On the street we ran into the flower shoppe lady that tsafi knew. She called me sweet names and petted my face, happy to hear of our wedding. we came home and made a gourmet meal of broccoli teriyaki chicken over rice. We came up with the game plane as we went up the elevator. “you do the garlic and onions and i’ll do the chicken” “oh but we need rice!” “yes, and rice…” we eatsleeplove as a way of life now and our unemployment allows us all this precious time to fuss over bridal salons and veils and rings….

gone fishin!

tsafi and i went fishing today… well not exactly fishing. We sat on rocks and held a string with a hook and weights into a hole. When the fishies hid under rocks we got creative and put a piece of apple on the end.
“do fishes like apples?” i asked, as tsafi sternly concentrated.
“the question is… if apples like fishes.”
We sat in silence mesmerized with the schools of fish and the sad little hook with our apple floating useless. We gave up quickly and retired to our umbrella spot on the sand eating fruit, snuggling and wrestling. Ah, to be almost married, high on each other! A beautiful day began pretty difficult… safta cornered me with a white cream all over her face and tears spilling over it. It was her attempt at swaying us away from picking a wedding garden that the family doesn’t like. I felt very uncomfortable and told her so. She asked if i loved her. A very obvious guilt tactic. The tears, the gibberish, the guilt… she needs to be told daily lately why her son doesn’t’ approve of our marriage. I think she has a good mind; not like most 80 year olds. I’m not playing the game. I’m not playing. So i told her ‘betach’ of course i love her to which she cried more…and said some things i didn’t’ understand. I felt very uncomfortable and went to go ask tsafi to help. It’s his family. He should help me avoid these kinds of things. He’s been a wonderful protector. He defends me all the time. There was shouting and a quick exit to the sea. On the way, i analyzed what they all want from me. was i supposed to smile and nod and cry with her? Was i supposed to be fake and accepting of his parents’ judgement? I respect safta. I am sorry she is old and that her husband died but i can’t fix any of it and i certainly don’t want to absorb any of this. My entire israeli experience seems to be in self-preservation.

################

## [About this task]
In the journal excerpt, what did the writer and tsafi put on the end of the hook when the fish hid under rocks? Rely solely on the journal excerpt above.

Excerpts from a dataset
################

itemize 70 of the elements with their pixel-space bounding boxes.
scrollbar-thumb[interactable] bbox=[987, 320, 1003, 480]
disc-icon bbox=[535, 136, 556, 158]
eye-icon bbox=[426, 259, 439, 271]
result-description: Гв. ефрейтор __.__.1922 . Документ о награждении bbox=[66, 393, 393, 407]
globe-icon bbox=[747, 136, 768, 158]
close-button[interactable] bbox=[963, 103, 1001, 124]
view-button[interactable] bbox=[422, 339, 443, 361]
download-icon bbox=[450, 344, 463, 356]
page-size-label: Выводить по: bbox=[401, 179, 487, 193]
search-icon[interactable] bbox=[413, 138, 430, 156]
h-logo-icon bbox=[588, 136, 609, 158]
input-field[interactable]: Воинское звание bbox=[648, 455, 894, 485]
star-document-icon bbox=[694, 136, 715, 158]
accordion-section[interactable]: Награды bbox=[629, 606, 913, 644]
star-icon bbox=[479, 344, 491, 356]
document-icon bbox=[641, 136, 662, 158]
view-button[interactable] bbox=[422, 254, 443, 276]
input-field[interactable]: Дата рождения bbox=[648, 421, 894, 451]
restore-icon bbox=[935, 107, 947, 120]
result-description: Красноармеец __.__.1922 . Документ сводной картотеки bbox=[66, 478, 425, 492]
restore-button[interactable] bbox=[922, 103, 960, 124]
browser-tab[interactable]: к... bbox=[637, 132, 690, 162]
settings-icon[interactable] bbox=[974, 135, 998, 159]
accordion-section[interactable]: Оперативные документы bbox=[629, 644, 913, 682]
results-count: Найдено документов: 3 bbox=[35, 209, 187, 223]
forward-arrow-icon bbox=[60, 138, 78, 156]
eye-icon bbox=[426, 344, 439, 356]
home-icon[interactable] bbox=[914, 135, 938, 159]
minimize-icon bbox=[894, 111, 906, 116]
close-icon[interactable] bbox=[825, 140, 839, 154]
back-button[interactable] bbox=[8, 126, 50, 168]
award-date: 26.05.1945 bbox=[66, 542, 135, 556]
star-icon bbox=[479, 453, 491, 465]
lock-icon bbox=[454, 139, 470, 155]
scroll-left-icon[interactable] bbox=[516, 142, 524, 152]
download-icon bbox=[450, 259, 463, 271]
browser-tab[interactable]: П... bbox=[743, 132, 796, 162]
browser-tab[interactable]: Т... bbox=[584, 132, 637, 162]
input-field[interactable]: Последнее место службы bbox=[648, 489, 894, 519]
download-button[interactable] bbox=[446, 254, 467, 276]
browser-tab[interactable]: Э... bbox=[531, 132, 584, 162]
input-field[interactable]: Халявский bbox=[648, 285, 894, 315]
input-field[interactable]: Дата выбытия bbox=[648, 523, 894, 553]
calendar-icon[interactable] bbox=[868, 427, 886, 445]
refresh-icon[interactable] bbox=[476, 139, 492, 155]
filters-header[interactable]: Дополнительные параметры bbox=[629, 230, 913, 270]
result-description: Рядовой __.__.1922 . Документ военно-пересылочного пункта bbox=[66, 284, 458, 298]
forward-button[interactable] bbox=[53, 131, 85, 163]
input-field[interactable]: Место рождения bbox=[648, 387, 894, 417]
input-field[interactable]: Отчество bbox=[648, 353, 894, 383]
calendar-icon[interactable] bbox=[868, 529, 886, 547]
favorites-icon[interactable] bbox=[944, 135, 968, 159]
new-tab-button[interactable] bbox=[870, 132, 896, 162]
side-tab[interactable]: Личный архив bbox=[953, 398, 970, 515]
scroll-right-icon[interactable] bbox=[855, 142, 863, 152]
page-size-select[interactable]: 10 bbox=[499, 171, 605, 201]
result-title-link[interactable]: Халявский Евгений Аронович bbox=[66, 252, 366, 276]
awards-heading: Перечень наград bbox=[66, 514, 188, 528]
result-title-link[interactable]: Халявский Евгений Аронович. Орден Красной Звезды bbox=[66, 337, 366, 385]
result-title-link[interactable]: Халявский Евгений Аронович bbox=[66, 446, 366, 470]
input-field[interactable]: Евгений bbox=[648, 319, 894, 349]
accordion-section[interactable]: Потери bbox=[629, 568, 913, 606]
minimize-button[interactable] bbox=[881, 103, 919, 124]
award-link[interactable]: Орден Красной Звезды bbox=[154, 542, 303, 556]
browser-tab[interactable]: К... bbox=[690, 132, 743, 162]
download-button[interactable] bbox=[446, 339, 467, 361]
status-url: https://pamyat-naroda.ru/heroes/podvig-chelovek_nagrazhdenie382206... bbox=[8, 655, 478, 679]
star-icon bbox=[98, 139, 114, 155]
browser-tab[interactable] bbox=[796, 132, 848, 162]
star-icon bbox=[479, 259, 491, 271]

################

## [Reply]
A piece of apple.